◆ **Given instruction**
Every entry should be repeated exactly. Omit the pictures.

# # # # #

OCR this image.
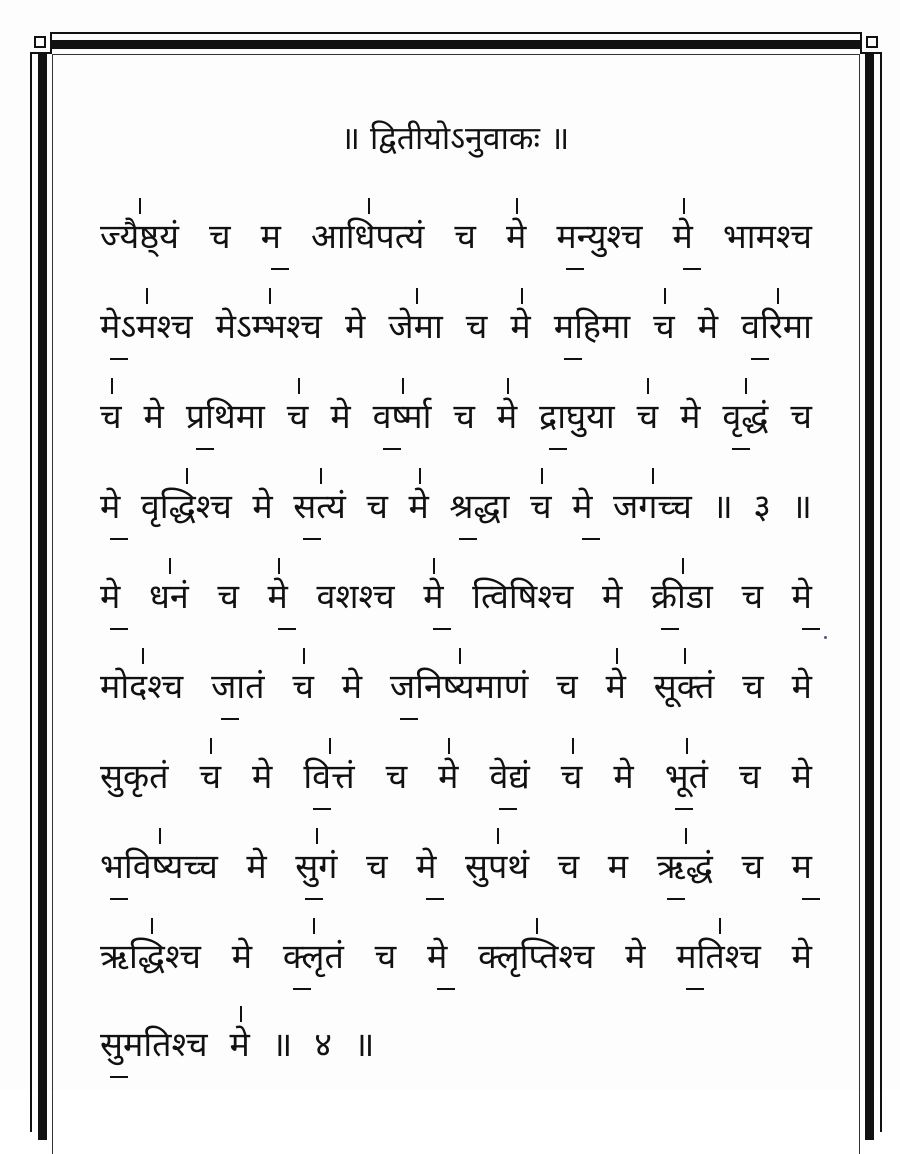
॥ द्वितीयोऽनुवाकः ॥
ज्यैष्ठ्यं च म आधिपत्यं च मे मन्युश्च मे भामश्च
मेऽमश्च मेऽम्भश्च मे जेमा च मे महिमा च मे वरिमा
च मे प्रथिमा च मे वर्ष्मा च मे द्राघुया च मे वृद्धं च
मे वृद्धिश्च मे सत्यं च मे श्रद्धा च मे जगच्च ॥ ३ ॥
मे धनं च मे वशश्च मे त्विषिश्च मे क्रीडा च मे
मोदश्च जातं च मे जनिष्यमाणं च मे सूक्तं च मे
सुकृतं च मे वित्तं च मे वेद्यं च मे भूतं च मे
भविष्यच्च मे सुगं च मे सुपथं च म ऋद्धं च म
ऋद्धिश्च मे क्लृतं च मे क्लृप्तिश्च मे मतिश्च मे
सुमतिश्च मे ॥ ४ ॥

# # # # #

◆ **Task output**
OCR this image.
॥ द्वितीयोऽनुवाकः ॥
ज्यैष्ठ्यं च म आधिपत्यं च मे मन्युश्च मे भामश्च
मेऽमश्च मेऽम्भश्च मे जेमा च मे महिमा च मे वरिमा
च मे प्रथिमा च मे वर्ष्मा च मे द्राघुया च मे वृद्धं च
मे वृद्धिश्च मे सत्यं च मे श्रद्धा च मे जगच्च ॥ ३ ॥
मे धनं च मे वशश्च मे त्विषिश्च मे क्रीडा च मे
मोदश्च जातं च मे जनिष्यमाणं च मे सूक्तं च मे
सुकृतं च मे वित्तं च मे वेद्यं च मे भूतं च मे
भविष्यच्च मे सुगं च मे सुपथं च म ऋद्धं च म
ऋद्धिश्च मे क्लृतं च मे क्लृप्तिश्च मे मतिश्च मे
सुमतिश्च मे ॥ ४ ॥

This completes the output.